Every line below must be reproduced exactly. Copy them all.

### Data supplied

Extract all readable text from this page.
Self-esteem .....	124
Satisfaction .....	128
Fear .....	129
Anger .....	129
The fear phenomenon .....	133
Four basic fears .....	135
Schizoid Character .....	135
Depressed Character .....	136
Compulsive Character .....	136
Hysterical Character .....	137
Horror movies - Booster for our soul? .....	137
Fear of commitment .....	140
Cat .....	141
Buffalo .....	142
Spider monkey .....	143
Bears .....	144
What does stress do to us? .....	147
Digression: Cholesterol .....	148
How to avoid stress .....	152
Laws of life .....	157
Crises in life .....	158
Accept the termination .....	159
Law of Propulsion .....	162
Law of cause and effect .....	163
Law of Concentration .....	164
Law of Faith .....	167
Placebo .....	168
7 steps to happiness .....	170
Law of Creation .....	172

######

> [Result for this exercise]:
Extract all readable text from this page.
Self-esteem .....	124
Satisfaction .....	128
Fear .....	129
Anger .....	129
The fear phenomenon .....	133
Four basic fears .....	135
Schizoid Character .....	135
Depressed Character .....	136
Compulsive Character .....	136
Hysterical Character .....	137
Horror movies - Booster for our soul? .....	137
Fear of commitment .....	140
Cat .....	141
Buffalo .....	142
Spider monkey .....	143
Bears .....	144
What does stress do to us? .....	147
Digression: Cholesterol .....	148
How to avoid stress .....	152
Laws of life .....	157
Crises in life .....	158
Accept the termination .....	159
Law of Propulsion .....	162
Law of cause and effect .....	163
Law of Concentration .....	164
Law of Faith .....	167
Placebo .....	168
7 steps to happiness .....	170
Law of Creation .....	172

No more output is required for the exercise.